(Problem):
Extract the lines that hold the string "Find".
====================
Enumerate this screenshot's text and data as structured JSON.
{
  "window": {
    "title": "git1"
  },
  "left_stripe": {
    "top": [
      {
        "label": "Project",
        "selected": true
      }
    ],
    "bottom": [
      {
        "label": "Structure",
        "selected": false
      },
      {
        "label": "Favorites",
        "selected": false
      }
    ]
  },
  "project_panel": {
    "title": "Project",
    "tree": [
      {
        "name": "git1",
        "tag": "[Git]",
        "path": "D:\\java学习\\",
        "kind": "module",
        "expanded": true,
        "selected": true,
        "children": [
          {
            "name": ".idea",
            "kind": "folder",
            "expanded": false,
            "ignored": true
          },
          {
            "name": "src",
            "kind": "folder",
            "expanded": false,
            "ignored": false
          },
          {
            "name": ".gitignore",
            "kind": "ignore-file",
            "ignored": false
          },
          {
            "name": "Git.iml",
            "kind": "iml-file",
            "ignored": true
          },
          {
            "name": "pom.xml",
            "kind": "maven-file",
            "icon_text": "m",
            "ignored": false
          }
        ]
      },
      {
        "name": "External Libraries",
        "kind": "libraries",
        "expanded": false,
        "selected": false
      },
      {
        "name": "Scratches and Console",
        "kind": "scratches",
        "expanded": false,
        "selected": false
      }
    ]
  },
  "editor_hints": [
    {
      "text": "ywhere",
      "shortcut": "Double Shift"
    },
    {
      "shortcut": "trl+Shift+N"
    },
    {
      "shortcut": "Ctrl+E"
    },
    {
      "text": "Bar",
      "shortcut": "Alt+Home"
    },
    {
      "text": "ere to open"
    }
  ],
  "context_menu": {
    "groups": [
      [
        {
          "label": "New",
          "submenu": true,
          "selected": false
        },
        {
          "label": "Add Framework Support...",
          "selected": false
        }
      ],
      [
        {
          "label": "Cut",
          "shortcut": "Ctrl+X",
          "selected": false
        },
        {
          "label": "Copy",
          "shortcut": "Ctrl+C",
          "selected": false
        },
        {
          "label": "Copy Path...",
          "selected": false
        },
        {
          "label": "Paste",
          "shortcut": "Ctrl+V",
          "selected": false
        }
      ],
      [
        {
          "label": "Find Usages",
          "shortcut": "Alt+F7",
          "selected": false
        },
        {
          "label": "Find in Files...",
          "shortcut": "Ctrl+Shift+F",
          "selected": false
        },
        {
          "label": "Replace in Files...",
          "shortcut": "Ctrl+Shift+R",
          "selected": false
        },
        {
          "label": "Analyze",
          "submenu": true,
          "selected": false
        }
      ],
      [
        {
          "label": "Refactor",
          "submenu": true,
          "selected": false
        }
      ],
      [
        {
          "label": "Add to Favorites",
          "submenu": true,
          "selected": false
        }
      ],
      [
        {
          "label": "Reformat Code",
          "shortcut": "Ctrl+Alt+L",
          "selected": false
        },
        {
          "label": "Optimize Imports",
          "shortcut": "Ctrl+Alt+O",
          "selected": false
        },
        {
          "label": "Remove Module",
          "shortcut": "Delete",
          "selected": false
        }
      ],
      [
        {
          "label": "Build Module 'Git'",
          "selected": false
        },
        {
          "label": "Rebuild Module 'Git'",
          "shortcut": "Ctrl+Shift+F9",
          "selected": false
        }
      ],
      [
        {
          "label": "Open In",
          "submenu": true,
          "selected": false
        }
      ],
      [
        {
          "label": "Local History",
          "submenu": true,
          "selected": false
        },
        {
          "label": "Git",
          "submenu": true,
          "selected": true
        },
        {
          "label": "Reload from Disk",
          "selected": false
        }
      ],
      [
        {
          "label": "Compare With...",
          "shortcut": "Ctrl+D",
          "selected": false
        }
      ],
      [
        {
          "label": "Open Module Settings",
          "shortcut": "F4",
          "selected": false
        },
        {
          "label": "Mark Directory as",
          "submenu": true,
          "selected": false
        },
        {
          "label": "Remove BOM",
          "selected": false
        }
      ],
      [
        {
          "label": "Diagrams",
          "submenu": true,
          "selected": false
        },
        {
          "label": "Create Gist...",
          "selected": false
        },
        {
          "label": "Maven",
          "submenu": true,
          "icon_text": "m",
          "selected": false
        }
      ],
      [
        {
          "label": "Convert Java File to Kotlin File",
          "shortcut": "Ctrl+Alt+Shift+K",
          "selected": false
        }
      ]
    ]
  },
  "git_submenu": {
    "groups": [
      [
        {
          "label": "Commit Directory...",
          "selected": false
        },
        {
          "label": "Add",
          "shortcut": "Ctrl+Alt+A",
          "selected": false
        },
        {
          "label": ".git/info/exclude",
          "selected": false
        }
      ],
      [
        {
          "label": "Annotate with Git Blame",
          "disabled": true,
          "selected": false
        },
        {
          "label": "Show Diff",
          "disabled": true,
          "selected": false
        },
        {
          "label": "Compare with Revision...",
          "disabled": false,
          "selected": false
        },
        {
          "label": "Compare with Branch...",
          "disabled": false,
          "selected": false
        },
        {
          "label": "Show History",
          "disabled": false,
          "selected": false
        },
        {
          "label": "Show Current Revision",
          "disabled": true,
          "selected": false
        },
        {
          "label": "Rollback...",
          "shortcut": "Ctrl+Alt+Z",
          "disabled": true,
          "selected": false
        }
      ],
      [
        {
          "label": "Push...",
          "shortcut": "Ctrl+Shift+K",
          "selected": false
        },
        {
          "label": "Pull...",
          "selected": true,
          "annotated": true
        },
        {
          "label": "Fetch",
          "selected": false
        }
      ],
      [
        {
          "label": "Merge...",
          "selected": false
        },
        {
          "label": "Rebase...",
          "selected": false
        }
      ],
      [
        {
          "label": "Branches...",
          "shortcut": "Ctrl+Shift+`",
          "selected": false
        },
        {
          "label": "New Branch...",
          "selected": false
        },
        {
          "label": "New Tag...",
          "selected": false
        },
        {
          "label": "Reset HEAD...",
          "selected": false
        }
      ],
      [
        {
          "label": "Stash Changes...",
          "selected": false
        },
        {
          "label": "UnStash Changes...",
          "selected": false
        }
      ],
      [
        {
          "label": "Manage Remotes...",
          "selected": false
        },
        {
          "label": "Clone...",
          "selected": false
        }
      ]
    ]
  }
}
====================
(Result of the task):
          "label": "Find Usages",
          "label": "Find in Files...",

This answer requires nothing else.